DIRECTIONS: Quote the lines of the data below verbatim, beginning at the line that contains "Type out the text in this image." and ending at the last line, both included, and excluding pictures.

INPUT RECORDS:
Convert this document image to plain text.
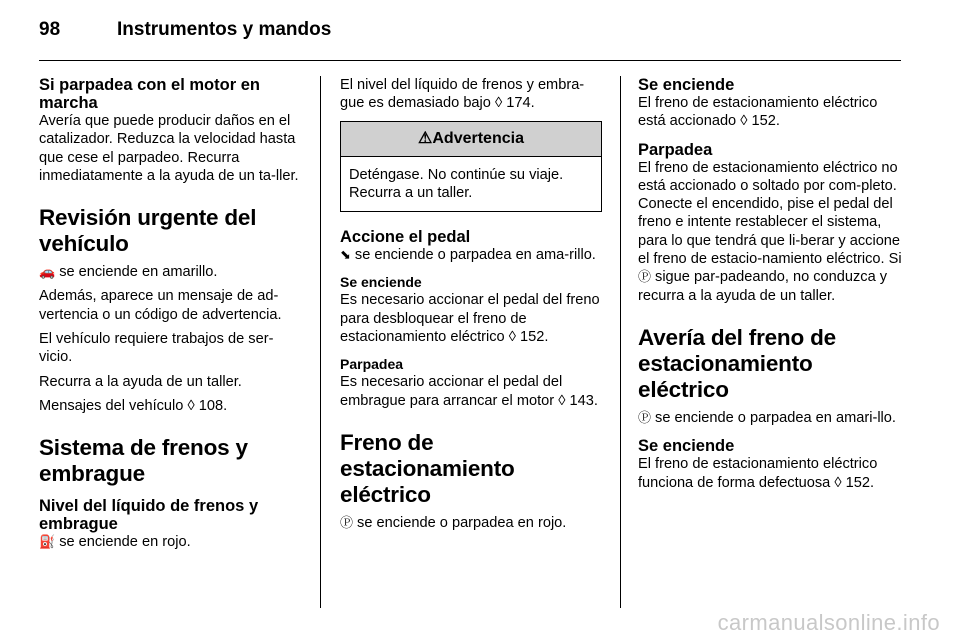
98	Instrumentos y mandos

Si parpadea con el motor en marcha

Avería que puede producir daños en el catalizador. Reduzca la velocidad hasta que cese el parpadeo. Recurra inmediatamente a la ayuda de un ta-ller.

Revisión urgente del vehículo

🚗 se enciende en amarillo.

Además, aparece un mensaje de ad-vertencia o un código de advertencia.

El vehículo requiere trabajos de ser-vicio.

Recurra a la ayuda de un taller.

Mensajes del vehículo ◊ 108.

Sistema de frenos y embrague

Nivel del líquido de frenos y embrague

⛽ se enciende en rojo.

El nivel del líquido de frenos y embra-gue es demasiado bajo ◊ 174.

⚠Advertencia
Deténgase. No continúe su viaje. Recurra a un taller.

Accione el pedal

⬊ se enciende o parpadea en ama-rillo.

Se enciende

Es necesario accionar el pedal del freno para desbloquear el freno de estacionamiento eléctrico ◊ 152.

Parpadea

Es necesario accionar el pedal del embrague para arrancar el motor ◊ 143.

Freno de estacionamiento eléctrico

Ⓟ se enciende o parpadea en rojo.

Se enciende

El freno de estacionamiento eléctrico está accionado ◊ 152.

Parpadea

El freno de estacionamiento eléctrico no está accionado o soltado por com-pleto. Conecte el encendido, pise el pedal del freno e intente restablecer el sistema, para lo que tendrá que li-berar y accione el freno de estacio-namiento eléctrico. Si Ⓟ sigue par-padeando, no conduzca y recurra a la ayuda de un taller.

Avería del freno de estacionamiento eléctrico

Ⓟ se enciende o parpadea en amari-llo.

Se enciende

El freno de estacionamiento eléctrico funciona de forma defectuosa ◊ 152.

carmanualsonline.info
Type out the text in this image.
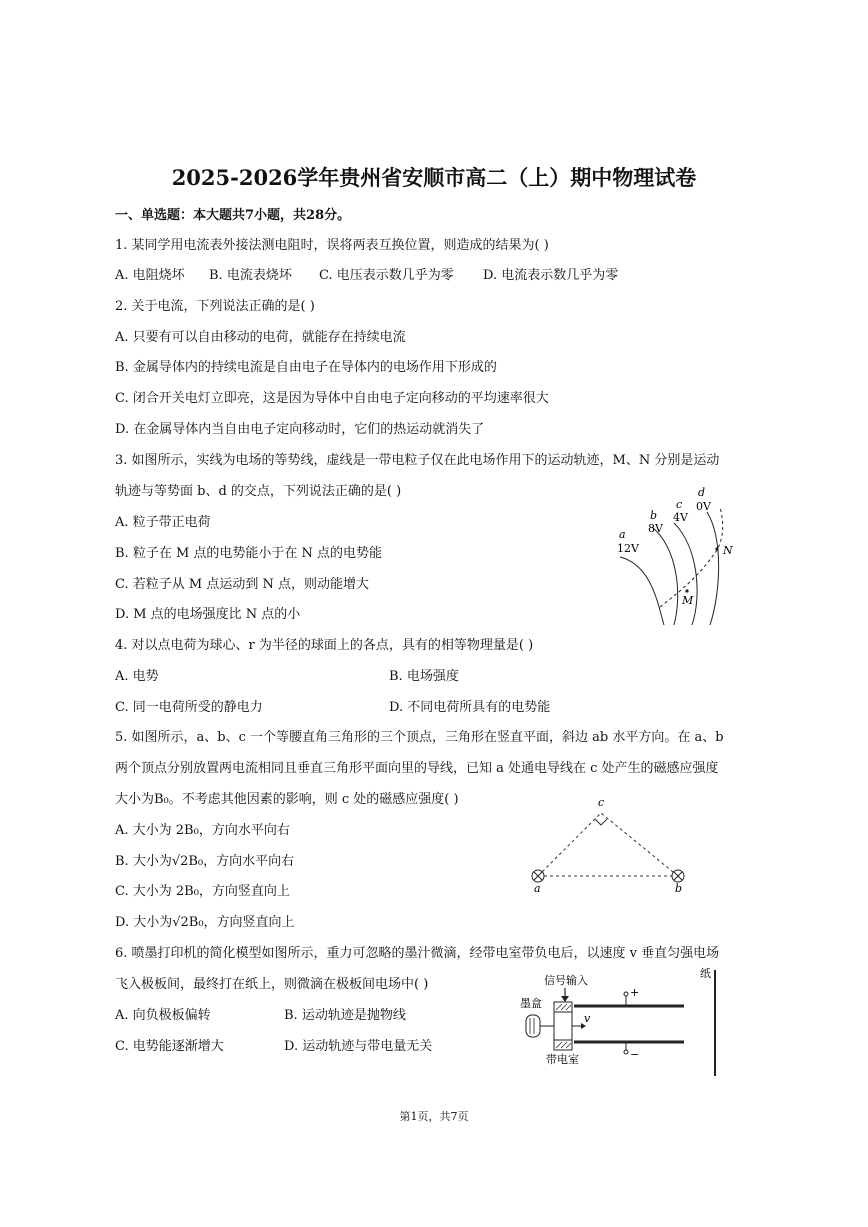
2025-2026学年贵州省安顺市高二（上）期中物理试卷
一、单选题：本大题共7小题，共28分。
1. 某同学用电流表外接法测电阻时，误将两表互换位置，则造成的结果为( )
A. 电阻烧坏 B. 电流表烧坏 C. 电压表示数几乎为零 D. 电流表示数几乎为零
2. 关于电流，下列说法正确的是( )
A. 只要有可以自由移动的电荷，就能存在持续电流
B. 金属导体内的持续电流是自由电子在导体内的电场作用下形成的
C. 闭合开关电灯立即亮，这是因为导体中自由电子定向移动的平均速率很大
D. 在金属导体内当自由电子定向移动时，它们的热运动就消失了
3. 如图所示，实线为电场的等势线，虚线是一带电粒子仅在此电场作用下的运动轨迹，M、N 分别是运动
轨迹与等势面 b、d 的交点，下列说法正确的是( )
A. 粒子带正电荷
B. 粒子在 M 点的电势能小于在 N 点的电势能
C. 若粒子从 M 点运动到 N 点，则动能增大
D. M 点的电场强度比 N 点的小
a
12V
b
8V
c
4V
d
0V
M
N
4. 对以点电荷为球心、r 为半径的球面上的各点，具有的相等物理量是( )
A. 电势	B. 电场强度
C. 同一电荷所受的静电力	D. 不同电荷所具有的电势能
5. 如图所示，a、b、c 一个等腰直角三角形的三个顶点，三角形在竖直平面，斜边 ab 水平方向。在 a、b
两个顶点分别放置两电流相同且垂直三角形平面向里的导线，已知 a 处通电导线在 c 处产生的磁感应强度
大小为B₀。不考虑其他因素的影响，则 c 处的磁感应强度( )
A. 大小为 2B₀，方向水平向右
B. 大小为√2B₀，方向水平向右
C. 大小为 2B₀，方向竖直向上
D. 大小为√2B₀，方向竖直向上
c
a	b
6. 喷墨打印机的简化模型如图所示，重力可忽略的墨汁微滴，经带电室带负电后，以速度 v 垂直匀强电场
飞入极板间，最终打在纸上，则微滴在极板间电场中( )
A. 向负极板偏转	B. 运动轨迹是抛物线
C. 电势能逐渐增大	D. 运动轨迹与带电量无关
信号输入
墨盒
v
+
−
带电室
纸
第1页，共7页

EXERCISE RESPONSE:
Type out the text in this image.
2025-2026学年贵州省安顺市高二（上）期中物理试卷
一、单选题：本大题共7小题，共28分。
1. 某同学用电流表外接法测电阻时，误将两表互换位置，则造成的结果为( )
A. 电阻烧坏 B. 电流表烧坏 C. 电压表示数几乎为零 D. 电流表示数几乎为零
2. 关于电流，下列说法正确的是( )
A. 只要有可以自由移动的电荷，就能存在持续电流
B. 金属导体内的持续电流是自由电子在导体内的电场作用下形成的
C. 闭合开关电灯立即亮，这是因为导体中自由电子定向移动的平均速率很大
D. 在金属导体内当自由电子定向移动时，它们的热运动就消失了
3. 如图所示，实线为电场的等势线，虚线是一带电粒子仅在此电场作用下的运动轨迹，M、N 分别是运动
轨迹与等势面 b、d 的交点，下列说法正确的是( )
A. 粒子带正电荷
B. 粒子在 M 点的电势能小于在 N 点的电势能
C. 若粒子从 M 点运动到 N 点，则动能增大
D. M 点的电场强度比 N 点的小
a
12V
b
8V
c
4V
d
0V
M
N
4. 对以点电荷为球心、r 为半径的球面上的各点，具有的相等物理量是( )
A. 电势	B. 电场强度
C. 同一电荷所受的静电力	D. 不同电荷所具有的电势能
5. 如图所示，a、b、c 一个等腰直角三角形的三个顶点，三角形在竖直平面，斜边 ab 水平方向。在 a、b
两个顶点分别放置两电流相同且垂直三角形平面向里的导线，已知 a 处通电导线在 c 处产生的磁感应强度
大小为B₀。不考虑其他因素的影响，则 c 处的磁感应强度( )
A. 大小为 2B₀，方向水平向右
B. 大小为√2B₀，方向水平向右
C. 大小为 2B₀，方向竖直向上
D. 大小为√2B₀，方向竖直向上
c
a	b
6. 喷墨打印机的简化模型如图所示，重力可忽略的墨汁微滴，经带电室带负电后，以速度 v 垂直匀强电场
飞入极板间，最终打在纸上，则微滴在极板间电场中( )
A. 向负极板偏转	B. 运动轨迹是抛物线
C. 电势能逐渐增大	D. 运动轨迹与带电量无关
信号输入
墨盒
v
+
−
带电室
纸
第1页，共7页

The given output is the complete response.